Work instructions: Identify the lines holding "this" and copy them.

▽

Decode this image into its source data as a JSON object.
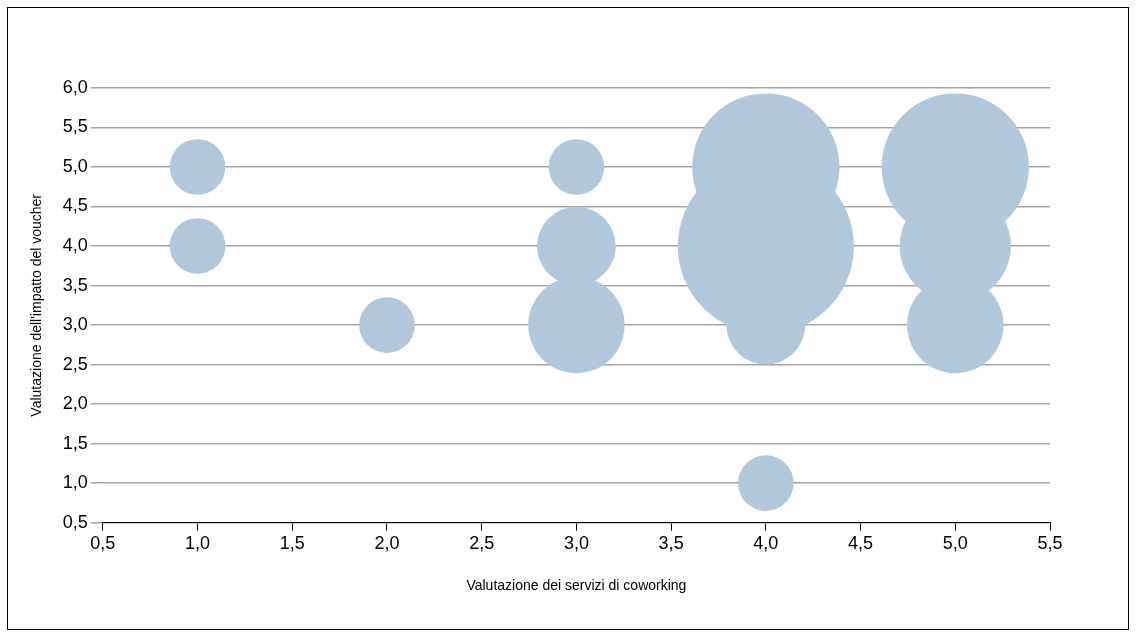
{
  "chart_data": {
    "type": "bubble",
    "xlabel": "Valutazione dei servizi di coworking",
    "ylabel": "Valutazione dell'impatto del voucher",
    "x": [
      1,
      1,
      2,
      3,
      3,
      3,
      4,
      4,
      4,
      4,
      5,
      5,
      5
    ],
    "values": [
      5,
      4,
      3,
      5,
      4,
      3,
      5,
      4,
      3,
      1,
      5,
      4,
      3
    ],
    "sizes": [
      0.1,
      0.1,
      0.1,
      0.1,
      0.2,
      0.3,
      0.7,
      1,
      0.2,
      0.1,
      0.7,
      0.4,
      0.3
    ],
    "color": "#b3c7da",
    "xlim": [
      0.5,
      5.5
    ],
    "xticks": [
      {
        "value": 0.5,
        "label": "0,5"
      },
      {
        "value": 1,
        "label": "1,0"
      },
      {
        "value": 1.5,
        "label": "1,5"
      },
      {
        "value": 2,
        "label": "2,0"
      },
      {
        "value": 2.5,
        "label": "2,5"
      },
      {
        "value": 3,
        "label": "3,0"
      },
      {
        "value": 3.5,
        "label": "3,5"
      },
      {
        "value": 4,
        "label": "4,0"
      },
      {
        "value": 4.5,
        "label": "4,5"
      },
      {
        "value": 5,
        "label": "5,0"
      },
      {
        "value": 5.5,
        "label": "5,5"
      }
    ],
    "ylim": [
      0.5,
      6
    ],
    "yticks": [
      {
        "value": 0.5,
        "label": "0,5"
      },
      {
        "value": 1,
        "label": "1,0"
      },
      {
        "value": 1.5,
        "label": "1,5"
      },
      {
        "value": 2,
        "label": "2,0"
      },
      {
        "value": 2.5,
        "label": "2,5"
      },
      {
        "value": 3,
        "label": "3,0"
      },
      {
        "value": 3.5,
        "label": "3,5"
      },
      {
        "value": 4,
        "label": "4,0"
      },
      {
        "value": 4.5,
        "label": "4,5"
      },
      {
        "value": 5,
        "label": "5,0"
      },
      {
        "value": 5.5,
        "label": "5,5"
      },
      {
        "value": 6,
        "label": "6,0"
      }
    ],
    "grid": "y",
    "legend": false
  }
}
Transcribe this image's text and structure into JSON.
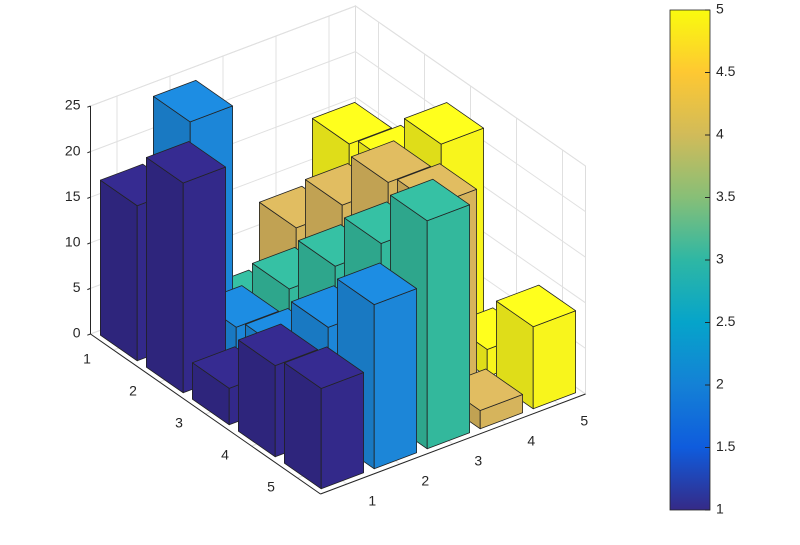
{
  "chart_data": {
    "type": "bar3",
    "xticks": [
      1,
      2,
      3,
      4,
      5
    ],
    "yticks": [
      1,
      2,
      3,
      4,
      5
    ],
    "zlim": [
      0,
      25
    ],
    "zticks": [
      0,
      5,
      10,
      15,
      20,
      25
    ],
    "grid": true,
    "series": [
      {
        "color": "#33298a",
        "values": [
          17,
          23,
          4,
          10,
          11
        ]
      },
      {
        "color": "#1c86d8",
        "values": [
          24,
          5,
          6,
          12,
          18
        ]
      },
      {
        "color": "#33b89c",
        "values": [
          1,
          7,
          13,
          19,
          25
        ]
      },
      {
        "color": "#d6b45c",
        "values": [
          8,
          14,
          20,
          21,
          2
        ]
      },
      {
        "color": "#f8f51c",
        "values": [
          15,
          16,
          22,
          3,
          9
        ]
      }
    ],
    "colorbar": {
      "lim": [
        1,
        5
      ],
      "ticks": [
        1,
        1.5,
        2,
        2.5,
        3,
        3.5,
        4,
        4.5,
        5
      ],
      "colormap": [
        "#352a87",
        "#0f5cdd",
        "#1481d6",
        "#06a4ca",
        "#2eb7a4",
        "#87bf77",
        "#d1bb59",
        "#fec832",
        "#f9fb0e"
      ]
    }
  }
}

△

Solution to the problem:
Decode this image into its source data as a JSON object.
Transcribe this image's text and structure into JSON.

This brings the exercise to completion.